Instruction |
Can you write out the whole listing exactly?

· · · ·

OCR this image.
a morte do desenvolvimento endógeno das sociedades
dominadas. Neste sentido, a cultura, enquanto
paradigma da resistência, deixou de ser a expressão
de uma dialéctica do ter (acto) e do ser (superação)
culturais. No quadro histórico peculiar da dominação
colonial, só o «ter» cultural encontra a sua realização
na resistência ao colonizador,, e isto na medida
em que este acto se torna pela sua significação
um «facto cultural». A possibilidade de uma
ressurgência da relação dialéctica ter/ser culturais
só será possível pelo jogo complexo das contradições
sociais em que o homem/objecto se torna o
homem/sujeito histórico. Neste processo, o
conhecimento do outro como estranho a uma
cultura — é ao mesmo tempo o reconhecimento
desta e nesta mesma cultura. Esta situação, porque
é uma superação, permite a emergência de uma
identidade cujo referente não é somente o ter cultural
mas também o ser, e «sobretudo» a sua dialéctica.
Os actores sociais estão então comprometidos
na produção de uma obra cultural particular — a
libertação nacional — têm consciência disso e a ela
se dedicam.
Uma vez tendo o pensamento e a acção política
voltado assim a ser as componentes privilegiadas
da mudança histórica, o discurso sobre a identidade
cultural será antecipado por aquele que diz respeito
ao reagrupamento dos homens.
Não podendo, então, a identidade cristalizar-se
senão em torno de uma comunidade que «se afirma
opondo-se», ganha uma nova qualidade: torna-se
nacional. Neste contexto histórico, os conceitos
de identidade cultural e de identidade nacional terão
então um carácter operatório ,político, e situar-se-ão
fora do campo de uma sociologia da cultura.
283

· · · ·

Correct result |
OCR this image.
a morte do desenvolvimento endógeno das sociedades
dominadas. Neste sentido, a cultura, enquanto
paradigma da resistência, deixou de ser a expressão
de uma dialéctica do ter (acto) e do ser (superação)
culturais. No quadro histórico peculiar da dominação
colonial, só o «ter» cultural encontra a sua realização
na resistência ao colonizador,, e isto na medida
em que este acto se torna pela sua significação
um «facto cultural». A possibilidade de uma
ressurgência da relação dialéctica ter/ser culturais
só será possível pelo jogo complexo das contradições
sociais em que o homem/objecto se torna o
homem/sujeito histórico. Neste processo, o
conhecimento do outro como estranho a uma
cultura — é ao mesmo tempo o reconhecimento
desta e nesta mesma cultura. Esta situação, porque
é uma superação, permite a emergência de uma
identidade cujo referente não é somente o ter cultural
mas também o ser, e «sobretudo» a sua dialéctica.
Os actores sociais estão então comprometidos
na produção de uma obra cultural particular — a
libertação nacional — têm consciência disso e a ela
se dedicam.
Uma vez tendo o pensamento e a acção política
voltado assim a ser as componentes privilegiadas
da mudança histórica, o discurso sobre a identidade
cultural será antecipado por aquele que diz respeito
ao reagrupamento dos homens.
Não podendo, então, a identidade cristalizar-se
senão em torno de uma comunidade que «se afirma
opondo-se», ganha uma nova qualidade: torna-se
nacional. Neste contexto histórico, os conceitos
de identidade cultural e de identidade nacional terão
então um carácter operatório ,político, e situar-se-ão
fora do campo de uma sociologia da cultura.
283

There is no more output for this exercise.